Copy every record word for word.

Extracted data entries
▬▬▬▬▬▬

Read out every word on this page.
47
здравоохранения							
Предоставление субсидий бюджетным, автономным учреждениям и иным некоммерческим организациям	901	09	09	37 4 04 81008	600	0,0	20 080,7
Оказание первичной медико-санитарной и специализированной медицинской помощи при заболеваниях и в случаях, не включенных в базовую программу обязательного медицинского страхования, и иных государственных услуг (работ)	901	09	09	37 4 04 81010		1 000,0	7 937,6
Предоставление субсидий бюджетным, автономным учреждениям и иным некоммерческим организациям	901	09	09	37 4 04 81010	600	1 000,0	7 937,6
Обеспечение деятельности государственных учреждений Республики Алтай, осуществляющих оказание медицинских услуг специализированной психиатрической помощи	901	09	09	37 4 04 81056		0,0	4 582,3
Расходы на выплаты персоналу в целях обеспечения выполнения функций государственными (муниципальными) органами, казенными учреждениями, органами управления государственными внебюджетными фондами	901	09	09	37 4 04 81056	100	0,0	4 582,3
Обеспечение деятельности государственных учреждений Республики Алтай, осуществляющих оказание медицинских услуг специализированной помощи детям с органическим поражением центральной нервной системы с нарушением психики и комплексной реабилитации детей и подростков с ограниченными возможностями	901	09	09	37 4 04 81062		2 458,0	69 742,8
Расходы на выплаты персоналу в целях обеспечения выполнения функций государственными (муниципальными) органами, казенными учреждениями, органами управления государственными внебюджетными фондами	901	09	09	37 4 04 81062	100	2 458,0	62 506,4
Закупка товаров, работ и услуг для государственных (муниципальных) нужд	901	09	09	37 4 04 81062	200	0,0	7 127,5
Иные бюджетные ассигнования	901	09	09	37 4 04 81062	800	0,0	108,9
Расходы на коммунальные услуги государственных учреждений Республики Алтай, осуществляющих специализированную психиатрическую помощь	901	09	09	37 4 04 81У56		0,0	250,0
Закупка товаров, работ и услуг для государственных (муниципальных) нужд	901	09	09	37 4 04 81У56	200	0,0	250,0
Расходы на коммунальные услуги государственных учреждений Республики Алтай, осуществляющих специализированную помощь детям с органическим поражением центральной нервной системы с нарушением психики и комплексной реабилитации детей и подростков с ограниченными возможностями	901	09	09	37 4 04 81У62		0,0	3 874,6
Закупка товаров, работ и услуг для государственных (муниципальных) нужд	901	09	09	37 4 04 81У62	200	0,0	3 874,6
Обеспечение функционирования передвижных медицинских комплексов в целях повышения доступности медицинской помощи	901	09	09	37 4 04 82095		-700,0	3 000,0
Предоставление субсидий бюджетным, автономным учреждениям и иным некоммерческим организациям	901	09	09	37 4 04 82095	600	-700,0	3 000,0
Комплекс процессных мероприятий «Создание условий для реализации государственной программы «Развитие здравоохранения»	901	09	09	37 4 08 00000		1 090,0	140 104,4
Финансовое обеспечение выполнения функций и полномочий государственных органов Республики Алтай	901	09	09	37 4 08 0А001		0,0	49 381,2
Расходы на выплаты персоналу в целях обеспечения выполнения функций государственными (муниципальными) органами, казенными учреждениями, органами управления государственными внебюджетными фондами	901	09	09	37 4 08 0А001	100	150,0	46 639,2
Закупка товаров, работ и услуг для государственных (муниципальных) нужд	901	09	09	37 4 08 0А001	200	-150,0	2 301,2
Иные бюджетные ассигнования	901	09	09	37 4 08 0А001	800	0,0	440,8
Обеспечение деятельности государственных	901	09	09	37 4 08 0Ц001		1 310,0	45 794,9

▬▬▬▬▬▬

**RESPONSE**
Read out every word on this page.
47
здравоохранения							
Предоставление субсидий бюджетным, автономным учреждениям и иным некоммерческим организациям	901	09	09	37 4 04 81008	600	0,0	20 080,7
Оказание первичной медико-санитарной и специализированной медицинской помощи при заболеваниях и в случаях, не включенных в базовую программу обязательного медицинского страхования, и иных государственных услуг (работ)	901	09	09	37 4 04 81010		1 000,0	7 937,6
Предоставление субсидий бюджетным, автономным учреждениям и иным некоммерческим организациям	901	09	09	37 4 04 81010	600	1 000,0	7 937,6
Обеспечение деятельности государственных учреждений Республики Алтай, осуществляющих оказание медицинских услуг специализированной психиатрической помощи	901	09	09	37 4 04 81056		0,0	4 582,3
Расходы на выплаты персоналу в целях обеспечения выполнения функций государственными (муниципальными) органами, казенными учреждениями, органами управления государственными внебюджетными фондами	901	09	09	37 4 04 81056	100	0,0	4 582,3
Обеспечение деятельности государственных учреждений Республики Алтай, осуществляющих оказание медицинских услуг специализированной помощи детям с органическим поражением центральной нервной системы с нарушением психики и комплексной реабилитации детей и подростков с ограниченными возможностями	901	09	09	37 4 04 81062		2 458,0	69 742,8
Расходы на выплаты персоналу в целях обеспечения выполнения функций государственными (муниципальными) органами, казенными учреждениями, органами управления государственными внебюджетными фондами	901	09	09	37 4 04 81062	100	2 458,0	62 506,4
Закупка товаров, работ и услуг для государственных (муниципальных) нужд	901	09	09	37 4 04 81062	200	0,0	7 127,5
Иные бюджетные ассигнования	901	09	09	37 4 04 81062	800	0,0	108,9
Расходы на коммунальные услуги государственных учреждений Республики Алтай, осуществляющих специализированную психиатрическую помощь	901	09	09	37 4 04 81У56		0,0	250,0
Закупка товаров, работ и услуг для государственных (муниципальных) нужд	901	09	09	37 4 04 81У56	200	0,0	250,0
Расходы на коммунальные услуги государственных учреждений Республики Алтай, осуществляющих специализированную помощь детям с органическим поражением центральной нервной системы с нарушением психики и комплексной реабилитации детей и подростков с ограниченными возможностями	901	09	09	37 4 04 81У62		0,0	3 874,6
Закупка товаров, работ и услуг для государственных (муниципальных) нужд	901	09	09	37 4 04 81У62	200	0,0	3 874,6
Обеспечение функционирования передвижных медицинских комплексов в целях повышения доступности медицинской помощи	901	09	09	37 4 04 82095		-700,0	3 000,0
Предоставление субсидий бюджетным, автономным учреждениям и иным некоммерческим организациям	901	09	09	37 4 04 82095	600	-700,0	3 000,0
Комплекс процессных мероприятий «Создание условий для реализации государственной программы «Развитие здравоохранения»	901	09	09	37 4 08 00000		1 090,0	140 104,4
Финансовое обеспечение выполнения функций и полномочий государственных органов Республики Алтай	901	09	09	37 4 08 0А001		0,0	49 381,2
Расходы на выплаты персоналу в целях обеспечения выполнения функций государственными (муниципальными) органами, казенными учреждениями, органами управления государственными внебюджетными фондами	901	09	09	37 4 08 0А001	100	150,0	46 639,2
Закупка товаров, работ и услуг для государственных (муниципальных) нужд	901	09	09	37 4 08 0А001	200	-150,0	2 301,2
Иные бюджетные ассигнования	901	09	09	37 4 08 0А001	800	0,0	440,8
Обеспечение деятельности государственных	901	09	09	37 4 08 0Ц001		1 310,0	45 794,9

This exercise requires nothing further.